Quelle
|---|
James Blunt: Nur der Seitenscheitel ist neu

James Blunt bleibt in der Erfolgsspur – wahrscheinlich, weil er auf das immer gleiche Song-Rezept setzt: Mut zum Schmalz!

Es ist eine seltsame Sache mit diesem James Blunt: Der 36-jährige Engländer zählt zweifelsohne zu den erfolgreichsten Solo-Künstlern der vergangenen Jahre. Zahlreiche Brit-Awards, MTV-Awards und Echos zeugen davon.

Sein Debütalbum "Back to Bedlam" war 2005 das erfolgreichste britische Album überhaupt - und das will im Land, in dem fast jeder Rock- und Pop-Trend geboren wird, schon etwas heißen.

Blunt stürmte die Charts. Blunt füllte die großen Hallen. So einer hat doch ein tolles Standing im Musikbusiness, sollte man denken. Ist aber nicht so. Blunt ist zwar Teil des Musikgeschäfts. Aber er gehört nicht dazu. Weil er nämlich ein Gefangener von Stereotypen und Klischees ist, die alles andere als charmant sind - und für die er selber verantwortlich zeichnet.

Veranschaulichen lässt sich das bestens anhand seines ersten und bislang größten Hits "You’re Beautiful". Dieses Lied ist wunderbarer, eingängiger Gitarrenpop von einem, der weiß, wie man einen zu Herzen gehenden Hit schreibt. Aber aufgrund eben dieses Textes, dank des glatt gebügelten Sounds und der hoch trällernden Stimme Blunts trieft er auch bis zum Gehtnichtmehr vor Schmalz. Und dieser überbordende Schmalz wiederum machte 2005 aus einem wunderbaren Lied schnell ein impertinentes Liedchen und veranlasste die Kollegen aus der Szene zum Rundumschlag gegen Blunt.
|---|
Extrahierte Angaben
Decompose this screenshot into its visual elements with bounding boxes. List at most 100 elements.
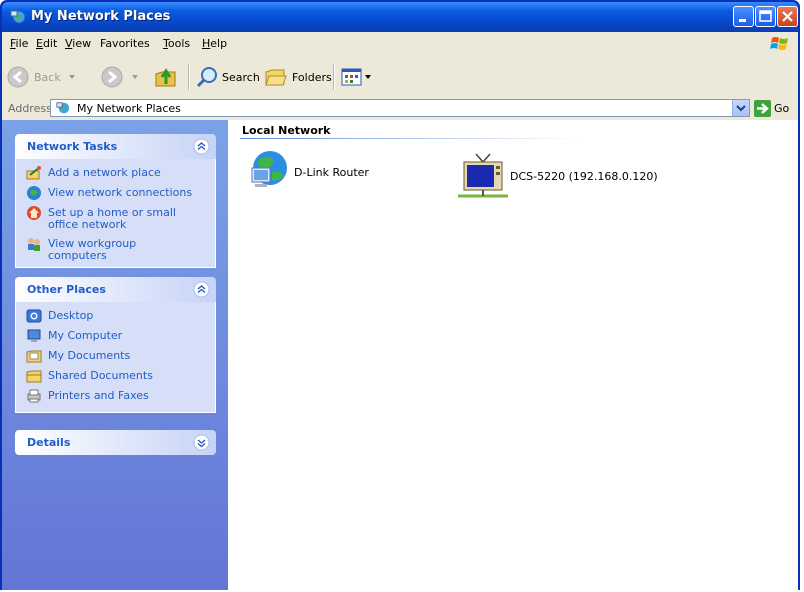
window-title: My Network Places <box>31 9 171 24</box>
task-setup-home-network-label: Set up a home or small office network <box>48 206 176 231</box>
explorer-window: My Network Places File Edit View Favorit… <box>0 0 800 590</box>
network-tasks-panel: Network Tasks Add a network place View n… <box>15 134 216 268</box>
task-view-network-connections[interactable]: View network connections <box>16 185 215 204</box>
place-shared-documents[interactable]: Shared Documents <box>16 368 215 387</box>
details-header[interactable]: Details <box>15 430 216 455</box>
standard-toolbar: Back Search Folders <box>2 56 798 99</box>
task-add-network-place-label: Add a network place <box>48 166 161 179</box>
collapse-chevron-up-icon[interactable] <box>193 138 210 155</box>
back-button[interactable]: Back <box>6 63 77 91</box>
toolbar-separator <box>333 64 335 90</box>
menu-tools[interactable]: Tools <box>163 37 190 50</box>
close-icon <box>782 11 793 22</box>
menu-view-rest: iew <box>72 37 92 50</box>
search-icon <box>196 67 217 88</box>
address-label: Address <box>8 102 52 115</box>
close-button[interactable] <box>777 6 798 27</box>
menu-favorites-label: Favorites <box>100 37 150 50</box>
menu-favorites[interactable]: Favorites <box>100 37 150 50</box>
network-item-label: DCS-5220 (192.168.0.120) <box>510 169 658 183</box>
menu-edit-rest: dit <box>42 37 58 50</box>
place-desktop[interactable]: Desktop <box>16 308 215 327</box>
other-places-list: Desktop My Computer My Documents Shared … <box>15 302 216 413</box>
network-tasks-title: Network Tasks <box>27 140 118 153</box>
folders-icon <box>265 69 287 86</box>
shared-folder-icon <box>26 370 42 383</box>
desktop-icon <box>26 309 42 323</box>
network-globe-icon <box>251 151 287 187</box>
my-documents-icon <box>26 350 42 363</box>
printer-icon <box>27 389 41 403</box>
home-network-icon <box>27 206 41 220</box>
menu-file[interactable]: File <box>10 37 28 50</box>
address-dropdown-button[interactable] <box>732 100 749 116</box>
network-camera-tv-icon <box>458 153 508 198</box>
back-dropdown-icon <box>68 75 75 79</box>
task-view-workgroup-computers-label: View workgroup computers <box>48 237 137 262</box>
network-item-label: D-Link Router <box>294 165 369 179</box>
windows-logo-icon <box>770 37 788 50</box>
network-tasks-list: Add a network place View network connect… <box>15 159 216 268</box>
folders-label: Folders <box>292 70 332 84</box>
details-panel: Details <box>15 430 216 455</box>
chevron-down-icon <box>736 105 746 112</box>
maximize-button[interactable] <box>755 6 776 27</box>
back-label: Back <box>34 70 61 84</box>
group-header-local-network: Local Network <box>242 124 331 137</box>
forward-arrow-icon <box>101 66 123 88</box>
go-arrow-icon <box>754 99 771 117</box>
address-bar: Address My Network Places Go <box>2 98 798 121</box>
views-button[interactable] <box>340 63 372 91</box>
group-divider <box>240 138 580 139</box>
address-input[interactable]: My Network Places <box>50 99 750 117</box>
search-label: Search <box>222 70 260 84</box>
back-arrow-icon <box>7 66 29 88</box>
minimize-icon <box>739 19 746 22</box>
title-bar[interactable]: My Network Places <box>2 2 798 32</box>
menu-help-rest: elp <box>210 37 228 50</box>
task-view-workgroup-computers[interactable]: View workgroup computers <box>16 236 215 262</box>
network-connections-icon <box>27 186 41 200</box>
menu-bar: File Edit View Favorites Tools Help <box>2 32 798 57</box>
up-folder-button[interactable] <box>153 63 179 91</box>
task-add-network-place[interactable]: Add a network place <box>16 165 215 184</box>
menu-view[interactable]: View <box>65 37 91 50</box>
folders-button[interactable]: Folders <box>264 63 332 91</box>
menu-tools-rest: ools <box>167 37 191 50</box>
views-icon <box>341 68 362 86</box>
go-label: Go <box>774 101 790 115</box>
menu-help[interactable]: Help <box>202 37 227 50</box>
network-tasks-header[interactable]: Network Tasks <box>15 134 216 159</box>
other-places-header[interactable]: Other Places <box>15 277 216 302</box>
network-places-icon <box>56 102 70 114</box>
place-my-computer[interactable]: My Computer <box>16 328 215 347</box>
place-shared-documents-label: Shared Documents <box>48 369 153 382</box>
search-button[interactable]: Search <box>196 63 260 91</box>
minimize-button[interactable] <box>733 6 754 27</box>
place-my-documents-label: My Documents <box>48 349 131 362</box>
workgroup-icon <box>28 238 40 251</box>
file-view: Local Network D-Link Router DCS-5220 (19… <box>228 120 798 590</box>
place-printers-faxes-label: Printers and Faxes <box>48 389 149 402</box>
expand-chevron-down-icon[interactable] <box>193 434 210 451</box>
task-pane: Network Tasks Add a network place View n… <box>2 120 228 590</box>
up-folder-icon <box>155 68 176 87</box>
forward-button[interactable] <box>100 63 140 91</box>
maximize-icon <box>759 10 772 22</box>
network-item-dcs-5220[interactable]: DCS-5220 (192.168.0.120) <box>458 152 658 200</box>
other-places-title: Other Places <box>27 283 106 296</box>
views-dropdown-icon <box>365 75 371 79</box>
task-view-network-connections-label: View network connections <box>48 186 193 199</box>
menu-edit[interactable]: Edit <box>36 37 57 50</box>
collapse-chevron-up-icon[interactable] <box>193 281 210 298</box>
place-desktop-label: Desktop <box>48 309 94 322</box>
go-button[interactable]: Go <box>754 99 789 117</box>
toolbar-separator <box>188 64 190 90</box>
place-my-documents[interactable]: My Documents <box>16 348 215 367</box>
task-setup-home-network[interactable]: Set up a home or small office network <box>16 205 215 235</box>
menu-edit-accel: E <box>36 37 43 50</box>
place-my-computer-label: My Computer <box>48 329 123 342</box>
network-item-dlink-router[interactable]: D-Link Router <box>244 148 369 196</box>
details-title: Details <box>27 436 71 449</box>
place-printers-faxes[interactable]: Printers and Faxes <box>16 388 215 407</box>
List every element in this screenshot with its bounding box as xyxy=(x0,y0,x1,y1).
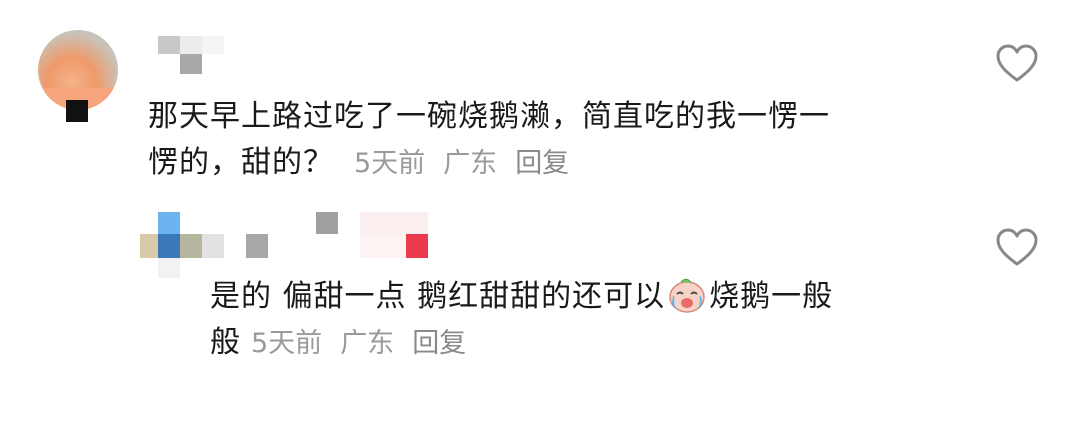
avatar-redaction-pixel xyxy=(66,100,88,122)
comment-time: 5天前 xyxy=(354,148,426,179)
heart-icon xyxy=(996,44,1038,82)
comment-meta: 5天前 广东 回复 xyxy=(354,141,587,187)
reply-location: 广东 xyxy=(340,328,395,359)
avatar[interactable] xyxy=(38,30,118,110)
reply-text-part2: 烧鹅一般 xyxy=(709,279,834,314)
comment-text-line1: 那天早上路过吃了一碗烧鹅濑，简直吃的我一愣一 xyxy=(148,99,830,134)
|---|
Gib aus dem Artikel über James Blunt alles von „Veranschaulichen lässt sich“ bis hinunter zu „Rundumschlag gegen Blunt.“ wortgetreu wieder.

Veranschaulichen lässt sich das bestens anhand seines ersten und bislang größten Hits "You’re Beautiful". Dieses Lied ist wunderbarer, eingängiger Gitarrenpop von einem, der weiß, wie man einen zu Herzen gehenden Hit schreibt. Aber aufgrund eben dieses Textes, dank des glatt gebügelten Sounds und der hoch trällernden Stimme Blunts trieft er auch bis zum Gehtnichtmehr vor Schmalz. Und dieser überbordende Schmalz wiederum machte 2005 aus einem wunderbaren Lied schnell ein impertinentes Liedchen und veranlasste die Kollegen aus der Szene zum Rundumschlag gegen Blunt.